[Exercise]: Show all lines holding "Klavierkzt".

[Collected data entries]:
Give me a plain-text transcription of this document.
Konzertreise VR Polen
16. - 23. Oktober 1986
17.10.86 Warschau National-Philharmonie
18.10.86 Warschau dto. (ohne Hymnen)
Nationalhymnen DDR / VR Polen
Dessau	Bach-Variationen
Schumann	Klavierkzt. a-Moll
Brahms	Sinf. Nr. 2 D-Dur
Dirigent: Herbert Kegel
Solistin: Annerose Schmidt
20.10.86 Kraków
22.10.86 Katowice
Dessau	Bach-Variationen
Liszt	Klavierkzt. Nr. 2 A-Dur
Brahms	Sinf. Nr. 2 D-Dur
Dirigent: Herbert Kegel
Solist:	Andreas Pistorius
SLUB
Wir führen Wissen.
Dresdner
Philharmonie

[Answer to the task]:
Schumann	Klavierkzt. a-Moll
Liszt	Klavierkzt. Nr. 2 A-Dur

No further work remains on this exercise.